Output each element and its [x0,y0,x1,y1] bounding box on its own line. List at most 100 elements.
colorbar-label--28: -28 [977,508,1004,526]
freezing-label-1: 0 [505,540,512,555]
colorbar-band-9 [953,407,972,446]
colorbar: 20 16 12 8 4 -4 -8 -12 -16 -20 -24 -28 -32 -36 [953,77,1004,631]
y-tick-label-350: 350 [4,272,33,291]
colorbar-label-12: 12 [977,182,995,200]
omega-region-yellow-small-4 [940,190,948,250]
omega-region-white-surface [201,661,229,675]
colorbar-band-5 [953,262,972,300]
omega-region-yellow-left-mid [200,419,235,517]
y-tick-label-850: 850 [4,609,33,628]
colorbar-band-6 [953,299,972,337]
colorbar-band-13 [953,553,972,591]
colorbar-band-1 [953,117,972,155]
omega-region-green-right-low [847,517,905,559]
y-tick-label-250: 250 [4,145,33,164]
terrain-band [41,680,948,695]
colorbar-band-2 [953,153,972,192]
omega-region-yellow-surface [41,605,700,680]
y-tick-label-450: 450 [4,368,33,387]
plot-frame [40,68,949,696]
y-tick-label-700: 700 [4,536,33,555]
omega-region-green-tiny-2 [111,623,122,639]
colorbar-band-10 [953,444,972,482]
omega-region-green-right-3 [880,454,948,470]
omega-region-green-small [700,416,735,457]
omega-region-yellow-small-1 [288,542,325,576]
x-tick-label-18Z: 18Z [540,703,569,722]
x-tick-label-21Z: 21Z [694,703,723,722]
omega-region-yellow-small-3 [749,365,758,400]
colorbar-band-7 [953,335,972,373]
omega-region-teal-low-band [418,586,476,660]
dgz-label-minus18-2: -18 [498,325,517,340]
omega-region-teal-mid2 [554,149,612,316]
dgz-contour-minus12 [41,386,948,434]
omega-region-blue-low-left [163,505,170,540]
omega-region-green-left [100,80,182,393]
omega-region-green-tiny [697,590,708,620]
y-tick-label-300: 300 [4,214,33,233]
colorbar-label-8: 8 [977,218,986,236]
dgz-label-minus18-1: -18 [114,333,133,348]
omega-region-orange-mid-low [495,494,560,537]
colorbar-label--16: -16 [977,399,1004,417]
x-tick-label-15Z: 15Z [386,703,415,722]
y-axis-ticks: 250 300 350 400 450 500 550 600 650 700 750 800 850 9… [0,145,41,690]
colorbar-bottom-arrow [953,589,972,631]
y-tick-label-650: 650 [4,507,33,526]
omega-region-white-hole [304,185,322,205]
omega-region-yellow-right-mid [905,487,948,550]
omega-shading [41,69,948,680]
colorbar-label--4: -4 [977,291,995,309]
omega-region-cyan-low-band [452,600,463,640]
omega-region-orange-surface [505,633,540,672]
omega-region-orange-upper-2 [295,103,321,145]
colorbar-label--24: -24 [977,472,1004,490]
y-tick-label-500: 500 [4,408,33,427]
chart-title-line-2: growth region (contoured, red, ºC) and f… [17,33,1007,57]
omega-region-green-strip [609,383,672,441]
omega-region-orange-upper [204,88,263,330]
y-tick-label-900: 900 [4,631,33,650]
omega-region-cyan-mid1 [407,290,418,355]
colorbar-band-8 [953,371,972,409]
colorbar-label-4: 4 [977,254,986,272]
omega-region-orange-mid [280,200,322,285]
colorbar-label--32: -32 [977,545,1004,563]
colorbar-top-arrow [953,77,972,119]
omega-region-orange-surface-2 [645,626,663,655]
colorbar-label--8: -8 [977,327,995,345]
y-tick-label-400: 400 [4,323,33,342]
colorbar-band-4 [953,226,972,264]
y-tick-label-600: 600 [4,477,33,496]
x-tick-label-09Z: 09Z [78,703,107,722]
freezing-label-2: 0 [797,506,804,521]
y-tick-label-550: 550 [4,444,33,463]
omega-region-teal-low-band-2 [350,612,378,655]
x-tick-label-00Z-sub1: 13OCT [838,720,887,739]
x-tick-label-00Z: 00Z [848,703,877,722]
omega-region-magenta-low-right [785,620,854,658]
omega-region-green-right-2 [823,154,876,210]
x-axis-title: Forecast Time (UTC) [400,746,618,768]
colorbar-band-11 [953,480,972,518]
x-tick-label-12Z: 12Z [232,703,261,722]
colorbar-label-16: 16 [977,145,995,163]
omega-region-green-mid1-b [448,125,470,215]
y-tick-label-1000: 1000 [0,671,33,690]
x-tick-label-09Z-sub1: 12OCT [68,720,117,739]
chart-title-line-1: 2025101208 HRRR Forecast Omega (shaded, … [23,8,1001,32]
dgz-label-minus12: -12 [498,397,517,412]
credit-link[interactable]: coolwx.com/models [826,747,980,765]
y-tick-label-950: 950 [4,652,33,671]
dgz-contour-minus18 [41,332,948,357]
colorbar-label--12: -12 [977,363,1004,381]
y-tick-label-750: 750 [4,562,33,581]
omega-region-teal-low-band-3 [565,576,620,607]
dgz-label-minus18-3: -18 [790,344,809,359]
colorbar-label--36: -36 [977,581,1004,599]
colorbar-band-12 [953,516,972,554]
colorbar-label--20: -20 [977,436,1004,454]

---------------

## EXERCISE INSTRUCTIONS
Please reproduce the data above, substituting "enclosing rectangle" for "bounding box" and leaving every other character unchanged.

## FINAL ANSWER
Output each element and its [x0,y0,x1,y1] enclosing rectangle on its own line. List at most 100 elements.
colorbar-label--28: -28 [977,508,1004,526]
freezing-label-1: 0 [505,540,512,555]
colorbar-band-9 [953,407,972,446]
colorbar: 20 16 12 8 4 -4 -8 -12 -16 -20 -24 -28 -32 -36 [953,77,1004,631]
y-tick-label-350: 350 [4,272,33,291]
colorbar-label-12: 12 [977,182,995,200]
omega-region-yellow-small-4 [940,190,948,250]
omega-region-white-surface [201,661,229,675]
colorbar-band-5 [953,262,972,300]
omega-region-yellow-left-mid [200,419,235,517]
y-tick-label-850: 850 [4,609,33,628]
colorbar-band-6 [953,299,972,337]
colorbar-band-13 [953,553,972,591]
colorbar-band-1 [953,117,972,155]
omega-region-green-right-low [847,517,905,559]
y-tick-label-250: 250 [4,145,33,164]
terrain-band [41,680,948,695]
colorbar-band-2 [953,153,972,192]
omega-region-yellow-surface [41,605,700,680]
y-tick-label-450: 450 [4,368,33,387]
plot-frame [40,68,949,696]
y-tick-label-700: 700 [4,536,33,555]
omega-region-green-tiny-2 [111,623,122,639]
colorbar-band-10 [953,444,972,482]
omega-region-green-right-3 [880,454,948,470]
omega-region-green-small [700,416,735,457]
omega-region-yellow-small-1 [288,542,325,576]
x-tick-label-18Z: 18Z [540,703,569,722]
x-tick-label-21Z: 21Z [694,703,723,722]
omega-region-yellow-small-3 [749,365,758,400]
colorbar-band-7 [953,335,972,373]
omega-region-teal-low-band [418,586,476,660]
dgz-label-minus18-2: -18 [498,325,517,340]
omega-region-teal-mid2 [554,149,612,316]
dgz-contour-minus12 [41,386,948,434]
omega-region-blue-low-left [163,505,170,540]
omega-region-green-left [100,80,182,393]
omega-region-green-tiny [697,590,708,620]
y-tick-label-300: 300 [4,214,33,233]
colorbar-label-8: 8 [977,218,986,236]
dgz-label-minus18-1: -18 [114,333,133,348]
omega-region-orange-mid-low [495,494,560,537]
colorbar-label--16: -16 [977,399,1004,417]
x-tick-label-15Z: 15Z [386,703,415,722]
y-axis-ticks: 250 300 350 400 450 500 550 600 650 700 750 800 850 9… [0,145,41,690]
colorbar-bottom-arrow [953,589,972,631]
y-tick-label-650: 650 [4,507,33,526]
omega-region-white-hole [304,185,322,205]
omega-region-yellow-right-mid [905,487,948,550]
omega-shading [41,69,948,680]
colorbar-label--4: -4 [977,291,995,309]
omega-region-cyan-low-band [452,600,463,640]
omega-region-orange-surface [505,633,540,672]
omega-region-orange-upper-2 [295,103,321,145]
colorbar-label--24: -24 [977,472,1004,490]
y-tick-label-500: 500 [4,408,33,427]
chart-title-line-2: growth region (contoured, red, ºC) and f… [17,33,1007,57]
omega-region-green-strip [609,383,672,441]
omega-region-orange-upper [204,88,263,330]
y-tick-label-900: 900 [4,631,33,650]
omega-region-cyan-mid1 [407,290,418,355]
colorbar-band-8 [953,371,972,409]
colorbar-label-4: 4 [977,254,986,272]
omega-region-orange-mid [280,200,322,285]
colorbar-label--32: -32 [977,545,1004,563]
colorbar-top-arrow [953,77,972,119]
omega-region-orange-surface-2 [645,626,663,655]
colorbar-label--8: -8 [977,327,995,345]
y-tick-label-400: 400 [4,323,33,342]
colorbar-band-4 [953,226,972,264]
y-tick-label-600: 600 [4,477,33,496]
x-tick-label-09Z: 09Z [78,703,107,722]
freezing-label-2: 0 [797,506,804,521]
y-tick-label-550: 550 [4,444,33,463]
omega-region-teal-low-band-2 [350,612,378,655]
x-tick-label-00Z-sub1: 13OCT [838,720,887,739]
x-tick-label-00Z: 00Z [848,703,877,722]
omega-region-magenta-low-right [785,620,854,658]
omega-region-green-right-2 [823,154,876,210]
x-axis-title: Forecast Time (UTC) [400,746,618,768]
colorbar-band-11 [953,480,972,518]
x-tick-label-12Z: 12Z [232,703,261,722]
colorbar-label-16: 16 [977,145,995,163]
omega-region-green-mid1-b [448,125,470,215]
y-tick-label-1000: 1000 [0,671,33,690]
x-tick-label-09Z-sub1: 12OCT [68,720,117,739]
chart-title-line-1: 2025101208 HRRR Forecast Omega (shaded, … [23,8,1001,32]
dgz-label-minus12: -12 [498,397,517,412]
credit-link[interactable]: coolwx.com/models [826,747,980,765]
y-tick-label-950: 950 [4,652,33,671]
dgz-contour-minus18 [41,332,948,357]
colorbar-label--12: -12 [977,363,1004,381]
y-tick-label-750: 750 [4,562,33,581]
omega-region-teal-low-band-3 [565,576,620,607]
dgz-label-minus18-3: -18 [790,344,809,359]
colorbar-label--36: -36 [977,581,1004,599]
colorbar-band-12 [953,516,972,554]
colorbar-label--20: -20 [977,436,1004,454]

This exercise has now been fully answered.